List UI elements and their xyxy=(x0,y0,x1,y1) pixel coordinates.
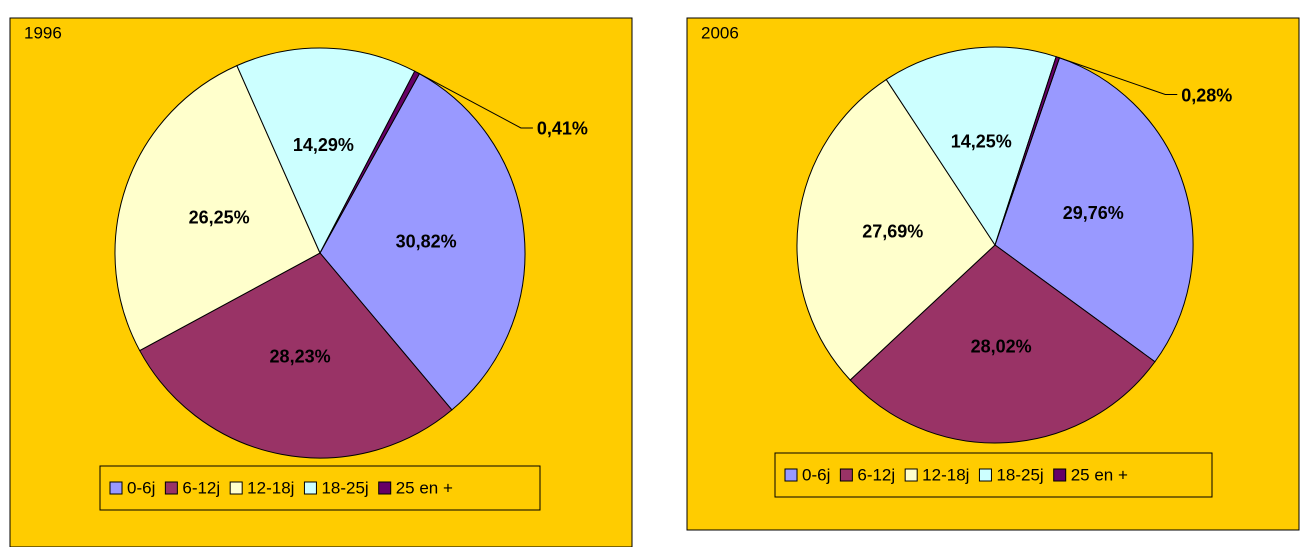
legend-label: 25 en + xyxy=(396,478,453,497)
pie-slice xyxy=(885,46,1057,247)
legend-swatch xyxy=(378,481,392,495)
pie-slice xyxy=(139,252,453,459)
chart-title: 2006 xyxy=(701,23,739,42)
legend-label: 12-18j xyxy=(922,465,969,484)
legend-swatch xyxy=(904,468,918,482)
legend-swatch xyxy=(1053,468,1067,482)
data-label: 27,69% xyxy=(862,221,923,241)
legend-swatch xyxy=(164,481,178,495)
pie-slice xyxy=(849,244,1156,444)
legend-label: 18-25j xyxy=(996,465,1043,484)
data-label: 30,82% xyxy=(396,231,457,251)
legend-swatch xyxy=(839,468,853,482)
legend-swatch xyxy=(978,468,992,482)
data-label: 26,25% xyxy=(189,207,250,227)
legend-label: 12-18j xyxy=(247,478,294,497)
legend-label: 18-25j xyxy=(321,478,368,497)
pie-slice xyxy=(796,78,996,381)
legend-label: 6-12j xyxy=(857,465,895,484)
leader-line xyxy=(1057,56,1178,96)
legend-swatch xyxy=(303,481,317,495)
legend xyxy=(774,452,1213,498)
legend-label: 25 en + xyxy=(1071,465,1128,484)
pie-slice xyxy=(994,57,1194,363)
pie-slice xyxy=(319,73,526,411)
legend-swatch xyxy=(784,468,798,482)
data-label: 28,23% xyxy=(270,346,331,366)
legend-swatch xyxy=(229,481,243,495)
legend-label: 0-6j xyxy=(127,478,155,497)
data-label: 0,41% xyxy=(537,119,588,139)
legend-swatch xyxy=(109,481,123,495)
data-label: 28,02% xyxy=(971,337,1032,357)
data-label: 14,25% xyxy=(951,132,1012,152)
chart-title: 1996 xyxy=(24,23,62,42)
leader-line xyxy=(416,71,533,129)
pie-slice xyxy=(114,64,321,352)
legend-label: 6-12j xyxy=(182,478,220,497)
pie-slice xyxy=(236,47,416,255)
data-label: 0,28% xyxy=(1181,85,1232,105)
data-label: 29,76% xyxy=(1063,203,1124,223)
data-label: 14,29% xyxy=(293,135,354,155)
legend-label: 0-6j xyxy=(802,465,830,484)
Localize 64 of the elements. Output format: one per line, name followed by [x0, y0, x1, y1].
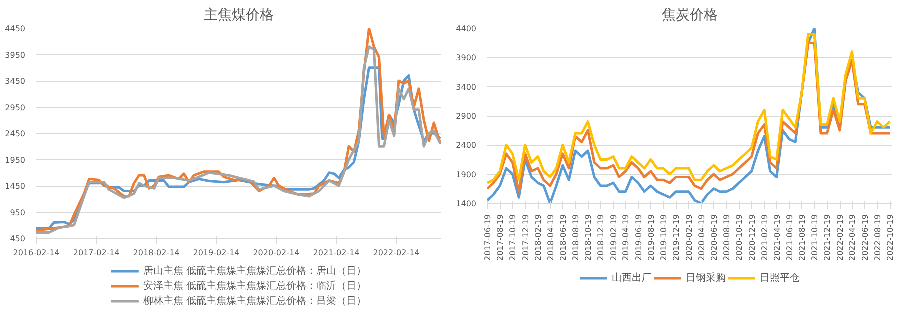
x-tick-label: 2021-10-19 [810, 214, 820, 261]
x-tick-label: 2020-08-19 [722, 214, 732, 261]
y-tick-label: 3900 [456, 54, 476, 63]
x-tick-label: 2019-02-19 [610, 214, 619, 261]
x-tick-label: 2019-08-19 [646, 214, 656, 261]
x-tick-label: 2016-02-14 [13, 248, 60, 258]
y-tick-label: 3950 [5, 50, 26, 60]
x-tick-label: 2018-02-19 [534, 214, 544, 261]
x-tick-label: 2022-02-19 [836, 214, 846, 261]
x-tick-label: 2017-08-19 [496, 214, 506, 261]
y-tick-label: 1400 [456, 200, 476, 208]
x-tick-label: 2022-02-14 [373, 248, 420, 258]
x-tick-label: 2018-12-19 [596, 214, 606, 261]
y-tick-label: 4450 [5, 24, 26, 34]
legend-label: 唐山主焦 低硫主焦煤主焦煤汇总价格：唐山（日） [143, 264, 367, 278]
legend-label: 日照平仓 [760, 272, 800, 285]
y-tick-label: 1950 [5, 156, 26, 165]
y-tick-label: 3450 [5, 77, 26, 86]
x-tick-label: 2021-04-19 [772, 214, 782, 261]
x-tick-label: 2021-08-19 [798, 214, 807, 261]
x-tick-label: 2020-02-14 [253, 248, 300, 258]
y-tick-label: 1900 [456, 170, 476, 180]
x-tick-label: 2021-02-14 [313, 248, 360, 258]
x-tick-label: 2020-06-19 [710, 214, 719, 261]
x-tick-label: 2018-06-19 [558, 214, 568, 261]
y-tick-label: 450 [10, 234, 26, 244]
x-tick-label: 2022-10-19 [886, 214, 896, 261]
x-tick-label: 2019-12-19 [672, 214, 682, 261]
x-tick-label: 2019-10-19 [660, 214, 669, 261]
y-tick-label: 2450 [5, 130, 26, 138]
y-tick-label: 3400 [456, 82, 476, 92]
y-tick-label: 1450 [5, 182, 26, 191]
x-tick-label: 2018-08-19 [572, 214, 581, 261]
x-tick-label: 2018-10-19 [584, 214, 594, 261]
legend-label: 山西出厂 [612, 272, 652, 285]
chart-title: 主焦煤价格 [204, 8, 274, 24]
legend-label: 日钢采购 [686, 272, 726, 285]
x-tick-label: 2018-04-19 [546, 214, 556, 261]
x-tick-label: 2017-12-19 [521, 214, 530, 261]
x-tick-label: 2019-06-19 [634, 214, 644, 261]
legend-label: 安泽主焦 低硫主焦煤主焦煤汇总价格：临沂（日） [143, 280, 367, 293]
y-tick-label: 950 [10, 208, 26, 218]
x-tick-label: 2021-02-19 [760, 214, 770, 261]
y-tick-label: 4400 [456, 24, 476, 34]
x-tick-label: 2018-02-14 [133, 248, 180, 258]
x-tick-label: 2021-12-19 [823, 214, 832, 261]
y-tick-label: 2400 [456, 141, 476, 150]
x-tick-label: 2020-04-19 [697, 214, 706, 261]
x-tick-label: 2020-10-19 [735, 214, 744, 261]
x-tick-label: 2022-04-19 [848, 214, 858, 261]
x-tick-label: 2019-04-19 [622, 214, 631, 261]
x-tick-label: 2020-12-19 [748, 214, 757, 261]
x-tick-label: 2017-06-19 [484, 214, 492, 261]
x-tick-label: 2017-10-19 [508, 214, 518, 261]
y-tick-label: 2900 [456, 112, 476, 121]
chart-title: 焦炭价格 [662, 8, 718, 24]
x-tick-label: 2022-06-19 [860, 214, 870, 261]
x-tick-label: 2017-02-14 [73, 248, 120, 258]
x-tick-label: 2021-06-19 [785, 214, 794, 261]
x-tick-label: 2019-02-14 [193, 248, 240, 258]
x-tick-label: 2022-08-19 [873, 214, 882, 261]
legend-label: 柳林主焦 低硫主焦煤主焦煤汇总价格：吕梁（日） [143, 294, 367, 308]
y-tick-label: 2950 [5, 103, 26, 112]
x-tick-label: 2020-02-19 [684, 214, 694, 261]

--

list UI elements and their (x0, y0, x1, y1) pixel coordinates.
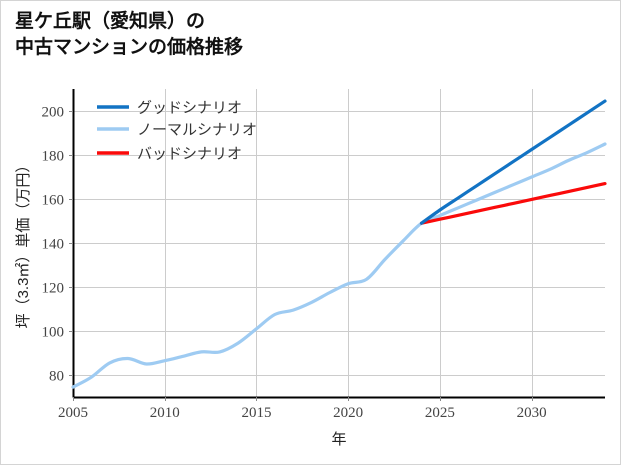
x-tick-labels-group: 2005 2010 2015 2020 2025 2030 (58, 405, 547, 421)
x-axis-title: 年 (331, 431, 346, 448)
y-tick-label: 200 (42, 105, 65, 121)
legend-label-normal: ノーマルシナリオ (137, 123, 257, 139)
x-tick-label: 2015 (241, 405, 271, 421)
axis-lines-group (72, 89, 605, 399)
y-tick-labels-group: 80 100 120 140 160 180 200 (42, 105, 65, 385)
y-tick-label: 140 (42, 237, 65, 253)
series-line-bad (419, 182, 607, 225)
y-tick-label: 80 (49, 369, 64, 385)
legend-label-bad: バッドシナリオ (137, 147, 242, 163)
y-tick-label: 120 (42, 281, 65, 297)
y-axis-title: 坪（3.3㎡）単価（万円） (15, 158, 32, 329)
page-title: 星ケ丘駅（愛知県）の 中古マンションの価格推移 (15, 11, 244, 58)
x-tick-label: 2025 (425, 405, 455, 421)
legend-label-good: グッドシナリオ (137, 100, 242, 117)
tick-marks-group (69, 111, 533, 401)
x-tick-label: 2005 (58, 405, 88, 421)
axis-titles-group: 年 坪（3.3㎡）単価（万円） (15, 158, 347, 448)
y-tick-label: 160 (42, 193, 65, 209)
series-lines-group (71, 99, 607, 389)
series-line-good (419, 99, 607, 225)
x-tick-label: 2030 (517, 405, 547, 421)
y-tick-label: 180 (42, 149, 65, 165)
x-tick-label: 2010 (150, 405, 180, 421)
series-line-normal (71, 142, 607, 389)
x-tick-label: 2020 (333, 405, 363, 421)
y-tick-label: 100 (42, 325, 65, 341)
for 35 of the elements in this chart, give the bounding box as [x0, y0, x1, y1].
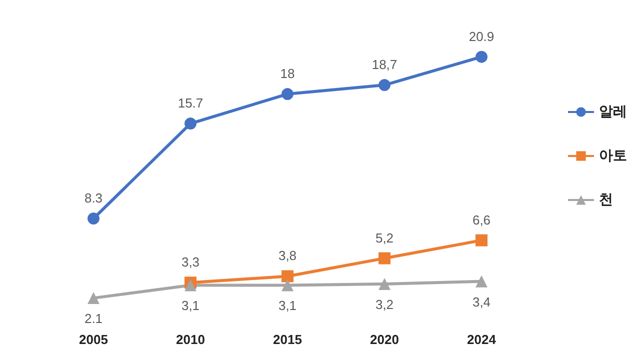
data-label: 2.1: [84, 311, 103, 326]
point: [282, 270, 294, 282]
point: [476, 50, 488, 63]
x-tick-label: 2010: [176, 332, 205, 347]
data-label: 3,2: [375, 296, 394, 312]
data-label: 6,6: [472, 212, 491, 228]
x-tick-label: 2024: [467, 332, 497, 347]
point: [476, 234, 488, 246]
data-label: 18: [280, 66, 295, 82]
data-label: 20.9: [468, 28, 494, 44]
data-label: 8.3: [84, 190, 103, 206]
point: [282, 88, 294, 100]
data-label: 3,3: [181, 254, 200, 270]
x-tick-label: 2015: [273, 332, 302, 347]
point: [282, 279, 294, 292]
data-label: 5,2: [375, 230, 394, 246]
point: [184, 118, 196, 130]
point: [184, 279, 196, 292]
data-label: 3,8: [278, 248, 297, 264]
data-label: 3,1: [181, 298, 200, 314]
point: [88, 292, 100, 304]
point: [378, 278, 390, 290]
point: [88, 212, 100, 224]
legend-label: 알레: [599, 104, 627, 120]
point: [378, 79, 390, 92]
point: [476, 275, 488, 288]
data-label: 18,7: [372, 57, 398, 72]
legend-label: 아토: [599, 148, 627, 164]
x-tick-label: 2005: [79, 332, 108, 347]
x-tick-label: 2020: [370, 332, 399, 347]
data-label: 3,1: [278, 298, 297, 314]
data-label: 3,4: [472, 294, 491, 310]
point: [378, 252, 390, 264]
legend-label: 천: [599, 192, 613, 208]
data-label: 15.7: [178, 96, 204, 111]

▶ [Request]:
Count the lines above that contain the string "swatch", treating uppercase and lowercase as different. Give only the number.

▶ [Result]:
10